== PROBLEM ==
Emit the entire listing verbatim.

== DATASET EXCERPTS ==
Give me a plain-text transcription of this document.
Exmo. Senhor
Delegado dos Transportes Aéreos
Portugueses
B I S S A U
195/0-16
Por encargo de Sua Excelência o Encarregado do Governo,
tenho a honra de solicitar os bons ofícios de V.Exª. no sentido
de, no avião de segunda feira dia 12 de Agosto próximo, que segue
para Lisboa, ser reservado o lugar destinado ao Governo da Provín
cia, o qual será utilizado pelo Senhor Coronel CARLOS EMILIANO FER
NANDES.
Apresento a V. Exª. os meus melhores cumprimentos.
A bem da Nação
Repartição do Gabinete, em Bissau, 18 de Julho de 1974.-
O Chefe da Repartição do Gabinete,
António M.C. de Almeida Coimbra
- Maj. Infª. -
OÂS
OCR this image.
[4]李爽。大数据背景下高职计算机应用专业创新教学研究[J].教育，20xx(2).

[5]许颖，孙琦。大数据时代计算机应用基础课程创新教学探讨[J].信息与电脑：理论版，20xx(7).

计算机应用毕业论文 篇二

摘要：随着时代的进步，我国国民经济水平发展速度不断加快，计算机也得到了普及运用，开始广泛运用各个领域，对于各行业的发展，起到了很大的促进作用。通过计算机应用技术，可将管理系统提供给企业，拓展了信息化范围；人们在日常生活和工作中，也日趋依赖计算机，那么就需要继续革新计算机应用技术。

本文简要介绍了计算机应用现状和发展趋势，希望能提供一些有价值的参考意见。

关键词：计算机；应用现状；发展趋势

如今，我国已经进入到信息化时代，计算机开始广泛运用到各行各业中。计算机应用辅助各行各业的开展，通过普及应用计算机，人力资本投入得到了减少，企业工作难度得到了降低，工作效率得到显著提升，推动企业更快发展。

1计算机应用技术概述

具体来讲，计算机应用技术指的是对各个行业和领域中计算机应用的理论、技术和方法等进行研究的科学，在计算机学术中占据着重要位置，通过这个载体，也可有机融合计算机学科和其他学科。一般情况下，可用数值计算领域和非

== SOLUTION FOR THIS PROBLEM ==
Give me a plain-text transcription of this document.
Exmo. Senhor
Delegado dos Transportes Aéreos
Portugueses
B I S S A U
195/0-16
Por encargo de Sua Excelência o Encarregado do Governo,
tenho a honra de solicitar os bons ofícios de V.Exª. no sentido
de, no avião de segunda feira dia 12 de Agosto próximo, que segue
para Lisboa, ser reservado o lugar destinado ao Governo da Provín
cia, o qual será utilizado pelo Senhor Coronel CARLOS EMILIANO FER
NANDES.
Apresento a V. Exª. os meus melhores cumprimentos.
A bem da Nação
Repartição do Gabinete, em Bissau, 18 de Julho de 1974.-
O Chefe da Repartição do Gabinete,
António M.C. de Almeida Coimbra
- Maj. Infª. -
OÂS
OCR this image.
[4]李爽。大数据背景下高职计算机应用专业创新教学研究[J].教育，20xx(2).

[5]许颖，孙琦。大数据时代计算机应用基础课程创新教学探讨[J].信息与电脑：理论版，20xx(7).

计算机应用毕业论文 篇二

摘要：随着时代的进步，我国国民经济水平发展速度不断加快，计算机也得到了普及运用，开始广泛运用各个领域，对于各行业的发展，起到了很大的促进作用。通过计算机应用技术，可将管理系统提供给企业，拓展了信息化范围；人们在日常生活和工作中，也日趋依赖计算机，那么就需要继续革新计算机应用技术。

本文简要介绍了计算机应用现状和发展趋势，希望能提供一些有价值的参考意见。

关键词：计算机；应用现状；发展趋势

如今，我国已经进入到信息化时代，计算机开始广泛运用到各行各业中。计算机应用辅助各行各业的开展，通过普及应用计算机，人力资本投入得到了减少，企业工作难度得到了降低，工作效率得到显著提升，推动企业更快发展。

1计算机应用技术概述

具体来讲，计算机应用技术指的是对各个行业和领域中计算机应用的理论、技术和方法等进行研究的科学，在计算机学术中占据着重要位置，通过这个载体，也可有机融合计算机学科和其他学科。一般情况下，可用数值计算领域和非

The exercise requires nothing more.